> **SET TASK**
Return only the number of lines that hold "Humid".

[Items from a figure collection]

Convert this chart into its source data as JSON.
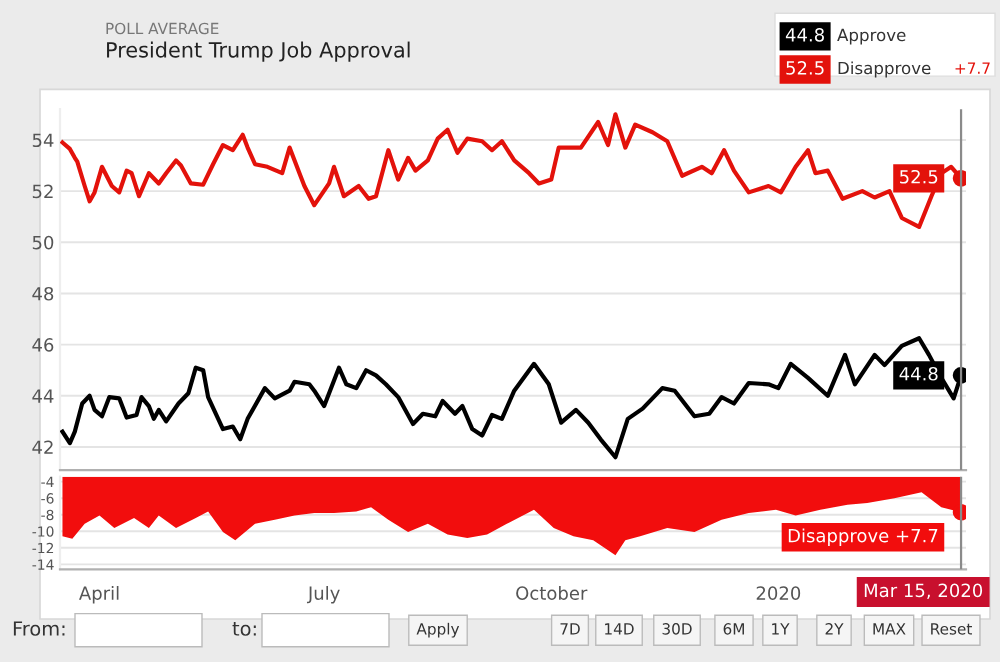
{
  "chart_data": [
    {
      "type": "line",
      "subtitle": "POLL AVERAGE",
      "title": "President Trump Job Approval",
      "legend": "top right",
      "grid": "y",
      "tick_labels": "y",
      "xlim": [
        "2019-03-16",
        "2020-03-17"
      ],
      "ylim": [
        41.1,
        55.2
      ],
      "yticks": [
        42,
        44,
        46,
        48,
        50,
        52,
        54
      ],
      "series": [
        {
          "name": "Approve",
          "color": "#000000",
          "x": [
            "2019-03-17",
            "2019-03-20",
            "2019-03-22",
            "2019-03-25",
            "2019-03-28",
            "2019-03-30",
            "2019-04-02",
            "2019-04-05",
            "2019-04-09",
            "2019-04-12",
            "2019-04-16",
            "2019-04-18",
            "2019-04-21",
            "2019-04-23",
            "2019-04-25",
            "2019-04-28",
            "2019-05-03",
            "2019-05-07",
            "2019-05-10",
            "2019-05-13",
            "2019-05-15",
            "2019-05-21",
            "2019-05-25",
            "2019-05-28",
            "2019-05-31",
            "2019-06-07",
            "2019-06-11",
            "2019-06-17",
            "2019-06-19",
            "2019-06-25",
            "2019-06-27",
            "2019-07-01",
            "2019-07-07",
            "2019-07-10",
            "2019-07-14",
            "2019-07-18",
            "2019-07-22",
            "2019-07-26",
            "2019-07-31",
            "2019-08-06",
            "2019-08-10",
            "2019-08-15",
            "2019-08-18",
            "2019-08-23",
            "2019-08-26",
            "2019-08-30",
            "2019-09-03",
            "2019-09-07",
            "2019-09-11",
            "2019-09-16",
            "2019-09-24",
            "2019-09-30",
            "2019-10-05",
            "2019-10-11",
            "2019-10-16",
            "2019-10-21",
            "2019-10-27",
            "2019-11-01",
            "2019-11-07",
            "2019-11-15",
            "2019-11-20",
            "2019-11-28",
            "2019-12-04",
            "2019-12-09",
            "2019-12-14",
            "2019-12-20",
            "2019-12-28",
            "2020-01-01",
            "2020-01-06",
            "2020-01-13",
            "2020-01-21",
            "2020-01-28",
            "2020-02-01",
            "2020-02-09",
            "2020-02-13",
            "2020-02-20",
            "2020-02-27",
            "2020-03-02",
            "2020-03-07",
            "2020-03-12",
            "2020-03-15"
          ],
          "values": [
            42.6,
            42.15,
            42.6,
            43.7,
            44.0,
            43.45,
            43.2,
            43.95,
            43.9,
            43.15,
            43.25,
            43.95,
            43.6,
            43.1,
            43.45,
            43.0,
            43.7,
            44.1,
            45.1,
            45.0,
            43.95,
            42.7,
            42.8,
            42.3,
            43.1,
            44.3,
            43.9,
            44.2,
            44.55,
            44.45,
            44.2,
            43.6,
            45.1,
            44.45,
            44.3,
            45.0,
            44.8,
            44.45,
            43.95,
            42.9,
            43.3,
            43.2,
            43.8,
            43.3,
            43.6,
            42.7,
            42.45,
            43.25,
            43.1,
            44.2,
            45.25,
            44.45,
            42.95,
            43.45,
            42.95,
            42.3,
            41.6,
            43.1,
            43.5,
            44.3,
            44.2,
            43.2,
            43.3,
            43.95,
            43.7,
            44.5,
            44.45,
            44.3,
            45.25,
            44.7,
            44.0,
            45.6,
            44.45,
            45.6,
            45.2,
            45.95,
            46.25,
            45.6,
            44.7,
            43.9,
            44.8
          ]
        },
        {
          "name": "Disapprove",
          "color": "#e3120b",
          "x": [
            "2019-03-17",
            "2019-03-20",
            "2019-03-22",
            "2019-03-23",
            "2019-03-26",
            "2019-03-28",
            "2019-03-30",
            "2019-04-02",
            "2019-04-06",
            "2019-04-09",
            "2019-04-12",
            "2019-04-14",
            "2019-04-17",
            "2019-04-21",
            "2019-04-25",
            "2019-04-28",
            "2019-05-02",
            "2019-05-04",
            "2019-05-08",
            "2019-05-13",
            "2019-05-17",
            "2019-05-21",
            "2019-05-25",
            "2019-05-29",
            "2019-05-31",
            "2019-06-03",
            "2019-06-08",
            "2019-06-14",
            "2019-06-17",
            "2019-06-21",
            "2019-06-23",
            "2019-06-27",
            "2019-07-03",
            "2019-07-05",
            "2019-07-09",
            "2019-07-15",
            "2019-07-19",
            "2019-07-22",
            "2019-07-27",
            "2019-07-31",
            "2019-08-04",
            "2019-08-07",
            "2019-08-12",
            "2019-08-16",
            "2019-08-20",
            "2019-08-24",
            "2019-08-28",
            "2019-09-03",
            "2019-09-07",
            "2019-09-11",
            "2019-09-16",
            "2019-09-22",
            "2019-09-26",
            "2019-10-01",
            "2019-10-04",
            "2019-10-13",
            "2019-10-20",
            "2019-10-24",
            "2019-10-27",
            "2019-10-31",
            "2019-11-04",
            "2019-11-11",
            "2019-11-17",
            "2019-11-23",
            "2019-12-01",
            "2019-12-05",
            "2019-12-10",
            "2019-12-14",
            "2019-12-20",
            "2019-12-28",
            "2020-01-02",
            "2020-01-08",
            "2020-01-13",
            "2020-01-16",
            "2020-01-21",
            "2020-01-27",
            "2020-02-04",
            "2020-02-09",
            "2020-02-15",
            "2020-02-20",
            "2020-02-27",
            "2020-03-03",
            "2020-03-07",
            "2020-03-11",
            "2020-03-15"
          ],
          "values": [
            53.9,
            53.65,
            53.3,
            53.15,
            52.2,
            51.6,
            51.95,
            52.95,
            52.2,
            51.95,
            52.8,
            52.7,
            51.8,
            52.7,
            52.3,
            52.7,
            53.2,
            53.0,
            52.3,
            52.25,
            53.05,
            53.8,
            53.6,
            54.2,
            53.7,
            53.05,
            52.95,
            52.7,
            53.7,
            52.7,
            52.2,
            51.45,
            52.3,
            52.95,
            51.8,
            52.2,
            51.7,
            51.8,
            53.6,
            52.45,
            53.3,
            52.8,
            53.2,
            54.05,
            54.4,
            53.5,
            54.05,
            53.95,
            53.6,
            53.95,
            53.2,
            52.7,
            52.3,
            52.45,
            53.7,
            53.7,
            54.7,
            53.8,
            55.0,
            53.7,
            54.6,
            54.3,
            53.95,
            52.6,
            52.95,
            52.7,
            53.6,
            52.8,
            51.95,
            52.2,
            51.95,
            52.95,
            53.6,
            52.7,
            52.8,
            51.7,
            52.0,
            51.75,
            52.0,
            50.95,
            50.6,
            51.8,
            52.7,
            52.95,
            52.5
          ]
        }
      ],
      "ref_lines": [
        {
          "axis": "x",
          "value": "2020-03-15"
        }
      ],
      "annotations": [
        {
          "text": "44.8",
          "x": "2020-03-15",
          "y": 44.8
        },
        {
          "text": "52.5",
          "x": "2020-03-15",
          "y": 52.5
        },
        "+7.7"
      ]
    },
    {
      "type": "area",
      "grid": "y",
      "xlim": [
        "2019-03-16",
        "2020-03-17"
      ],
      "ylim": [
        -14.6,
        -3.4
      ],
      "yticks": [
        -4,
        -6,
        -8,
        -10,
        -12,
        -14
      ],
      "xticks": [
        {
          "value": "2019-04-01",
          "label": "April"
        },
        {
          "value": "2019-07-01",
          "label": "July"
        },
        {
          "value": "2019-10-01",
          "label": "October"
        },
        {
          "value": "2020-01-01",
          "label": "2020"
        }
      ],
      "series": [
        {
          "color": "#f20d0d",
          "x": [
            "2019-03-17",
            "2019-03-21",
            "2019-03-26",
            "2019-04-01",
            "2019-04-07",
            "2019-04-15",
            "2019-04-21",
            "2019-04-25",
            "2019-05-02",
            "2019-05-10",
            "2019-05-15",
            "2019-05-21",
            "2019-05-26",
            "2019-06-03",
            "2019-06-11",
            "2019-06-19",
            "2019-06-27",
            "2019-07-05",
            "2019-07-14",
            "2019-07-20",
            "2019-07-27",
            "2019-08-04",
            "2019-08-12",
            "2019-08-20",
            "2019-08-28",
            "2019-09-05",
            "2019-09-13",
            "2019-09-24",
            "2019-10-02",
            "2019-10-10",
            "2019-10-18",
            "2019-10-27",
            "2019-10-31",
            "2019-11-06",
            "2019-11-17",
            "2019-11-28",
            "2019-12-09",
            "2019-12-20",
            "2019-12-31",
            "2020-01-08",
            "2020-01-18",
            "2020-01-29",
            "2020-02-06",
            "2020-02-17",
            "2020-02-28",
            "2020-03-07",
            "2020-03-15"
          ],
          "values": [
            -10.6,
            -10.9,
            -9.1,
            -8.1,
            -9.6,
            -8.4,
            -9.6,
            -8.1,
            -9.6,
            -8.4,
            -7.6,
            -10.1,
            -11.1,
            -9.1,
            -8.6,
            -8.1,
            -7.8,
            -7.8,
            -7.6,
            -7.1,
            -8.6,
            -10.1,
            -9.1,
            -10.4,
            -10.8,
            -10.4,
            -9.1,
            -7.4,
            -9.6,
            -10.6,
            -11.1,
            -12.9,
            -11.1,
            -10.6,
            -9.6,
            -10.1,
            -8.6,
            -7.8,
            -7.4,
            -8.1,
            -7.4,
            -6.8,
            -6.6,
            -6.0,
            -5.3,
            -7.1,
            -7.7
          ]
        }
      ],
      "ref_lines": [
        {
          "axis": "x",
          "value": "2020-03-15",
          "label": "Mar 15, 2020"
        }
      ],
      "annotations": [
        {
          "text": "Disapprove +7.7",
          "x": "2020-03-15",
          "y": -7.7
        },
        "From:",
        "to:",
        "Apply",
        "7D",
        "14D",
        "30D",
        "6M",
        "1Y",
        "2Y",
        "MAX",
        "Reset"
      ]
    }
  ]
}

---

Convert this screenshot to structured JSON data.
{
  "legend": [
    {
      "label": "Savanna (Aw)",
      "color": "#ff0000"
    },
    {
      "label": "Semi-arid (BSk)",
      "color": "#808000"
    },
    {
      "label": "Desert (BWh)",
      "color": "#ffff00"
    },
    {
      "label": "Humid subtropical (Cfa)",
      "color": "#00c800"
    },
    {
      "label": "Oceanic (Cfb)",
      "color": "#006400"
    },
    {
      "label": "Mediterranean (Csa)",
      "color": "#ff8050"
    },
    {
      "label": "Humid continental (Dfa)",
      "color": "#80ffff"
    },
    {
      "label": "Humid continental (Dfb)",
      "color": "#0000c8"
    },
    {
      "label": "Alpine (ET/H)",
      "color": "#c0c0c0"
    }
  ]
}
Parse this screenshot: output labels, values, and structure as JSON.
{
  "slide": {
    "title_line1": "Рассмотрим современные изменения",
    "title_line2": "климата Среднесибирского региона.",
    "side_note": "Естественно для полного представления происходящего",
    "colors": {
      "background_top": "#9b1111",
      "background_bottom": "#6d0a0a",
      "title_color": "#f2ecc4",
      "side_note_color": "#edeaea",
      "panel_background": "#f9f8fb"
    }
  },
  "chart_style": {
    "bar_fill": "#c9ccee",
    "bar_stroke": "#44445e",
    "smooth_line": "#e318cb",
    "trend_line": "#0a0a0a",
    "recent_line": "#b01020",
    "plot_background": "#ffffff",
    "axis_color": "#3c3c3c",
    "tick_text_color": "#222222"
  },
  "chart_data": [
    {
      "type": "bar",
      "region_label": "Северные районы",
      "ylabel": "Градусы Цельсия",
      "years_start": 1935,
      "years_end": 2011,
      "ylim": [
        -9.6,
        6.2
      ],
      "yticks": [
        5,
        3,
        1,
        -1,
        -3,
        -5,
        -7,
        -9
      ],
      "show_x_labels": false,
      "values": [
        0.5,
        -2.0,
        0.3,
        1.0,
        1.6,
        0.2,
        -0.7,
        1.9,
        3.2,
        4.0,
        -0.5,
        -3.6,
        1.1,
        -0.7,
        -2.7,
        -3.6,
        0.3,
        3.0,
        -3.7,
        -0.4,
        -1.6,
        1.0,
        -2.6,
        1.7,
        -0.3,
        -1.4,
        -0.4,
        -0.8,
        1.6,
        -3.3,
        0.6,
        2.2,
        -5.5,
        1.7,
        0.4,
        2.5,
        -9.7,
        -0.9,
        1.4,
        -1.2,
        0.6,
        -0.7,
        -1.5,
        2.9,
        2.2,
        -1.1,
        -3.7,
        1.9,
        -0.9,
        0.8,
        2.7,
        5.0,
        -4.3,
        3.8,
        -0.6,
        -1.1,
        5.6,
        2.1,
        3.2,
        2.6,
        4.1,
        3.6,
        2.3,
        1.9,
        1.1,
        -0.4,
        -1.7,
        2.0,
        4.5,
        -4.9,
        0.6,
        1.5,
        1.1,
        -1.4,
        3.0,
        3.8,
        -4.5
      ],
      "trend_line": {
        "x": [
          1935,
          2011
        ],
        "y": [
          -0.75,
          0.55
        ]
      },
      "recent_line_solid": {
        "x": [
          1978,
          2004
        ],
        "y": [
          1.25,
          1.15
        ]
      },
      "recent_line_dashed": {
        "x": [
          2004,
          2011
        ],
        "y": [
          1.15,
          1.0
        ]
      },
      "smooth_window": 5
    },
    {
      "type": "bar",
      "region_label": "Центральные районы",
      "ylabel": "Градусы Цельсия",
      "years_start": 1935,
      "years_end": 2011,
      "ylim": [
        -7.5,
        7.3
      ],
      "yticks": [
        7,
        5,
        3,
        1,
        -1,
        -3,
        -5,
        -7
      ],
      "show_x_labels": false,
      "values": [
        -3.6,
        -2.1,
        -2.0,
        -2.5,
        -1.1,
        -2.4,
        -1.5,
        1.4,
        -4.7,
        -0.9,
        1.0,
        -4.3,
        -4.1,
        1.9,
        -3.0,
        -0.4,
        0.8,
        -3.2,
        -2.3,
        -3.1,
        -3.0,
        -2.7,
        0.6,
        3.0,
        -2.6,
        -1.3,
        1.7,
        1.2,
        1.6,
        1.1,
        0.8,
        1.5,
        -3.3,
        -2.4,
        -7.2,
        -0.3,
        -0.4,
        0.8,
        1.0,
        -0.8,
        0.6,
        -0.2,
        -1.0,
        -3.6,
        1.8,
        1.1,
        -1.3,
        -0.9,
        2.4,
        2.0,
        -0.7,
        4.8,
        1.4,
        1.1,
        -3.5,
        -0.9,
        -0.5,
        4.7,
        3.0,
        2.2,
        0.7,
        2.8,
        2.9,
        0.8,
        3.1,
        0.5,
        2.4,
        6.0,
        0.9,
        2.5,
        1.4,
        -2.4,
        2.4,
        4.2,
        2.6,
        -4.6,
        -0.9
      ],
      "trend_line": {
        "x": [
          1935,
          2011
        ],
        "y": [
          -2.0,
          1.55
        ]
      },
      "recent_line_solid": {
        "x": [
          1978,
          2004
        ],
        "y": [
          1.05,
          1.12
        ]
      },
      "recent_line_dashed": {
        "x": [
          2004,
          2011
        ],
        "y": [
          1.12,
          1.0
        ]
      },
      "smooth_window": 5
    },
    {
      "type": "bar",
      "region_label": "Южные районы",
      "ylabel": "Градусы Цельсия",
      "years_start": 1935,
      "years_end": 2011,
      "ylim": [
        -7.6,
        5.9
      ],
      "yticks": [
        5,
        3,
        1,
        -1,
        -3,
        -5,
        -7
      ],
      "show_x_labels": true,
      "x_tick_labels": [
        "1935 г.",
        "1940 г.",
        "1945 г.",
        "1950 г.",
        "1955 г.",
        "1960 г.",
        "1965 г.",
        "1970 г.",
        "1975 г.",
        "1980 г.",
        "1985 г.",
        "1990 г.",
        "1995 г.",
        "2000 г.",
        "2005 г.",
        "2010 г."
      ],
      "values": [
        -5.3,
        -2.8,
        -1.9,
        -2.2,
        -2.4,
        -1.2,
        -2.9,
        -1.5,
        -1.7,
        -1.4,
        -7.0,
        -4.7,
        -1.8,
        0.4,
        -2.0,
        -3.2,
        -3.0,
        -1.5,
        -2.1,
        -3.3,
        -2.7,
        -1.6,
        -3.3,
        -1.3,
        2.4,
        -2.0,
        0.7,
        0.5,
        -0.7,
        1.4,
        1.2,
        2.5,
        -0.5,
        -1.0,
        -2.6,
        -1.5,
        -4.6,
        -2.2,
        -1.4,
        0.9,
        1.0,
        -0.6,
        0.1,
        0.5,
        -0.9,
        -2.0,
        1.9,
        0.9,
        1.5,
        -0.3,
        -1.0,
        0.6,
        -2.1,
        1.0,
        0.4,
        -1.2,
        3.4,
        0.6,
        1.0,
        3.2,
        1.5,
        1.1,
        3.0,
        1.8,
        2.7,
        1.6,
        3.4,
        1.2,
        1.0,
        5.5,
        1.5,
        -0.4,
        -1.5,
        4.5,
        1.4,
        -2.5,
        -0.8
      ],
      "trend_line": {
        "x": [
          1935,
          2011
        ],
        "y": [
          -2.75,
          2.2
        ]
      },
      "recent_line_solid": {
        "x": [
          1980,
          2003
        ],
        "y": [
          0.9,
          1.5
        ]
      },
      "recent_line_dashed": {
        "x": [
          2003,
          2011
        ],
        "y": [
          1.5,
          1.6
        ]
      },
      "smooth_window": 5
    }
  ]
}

> **THE RESULT**
3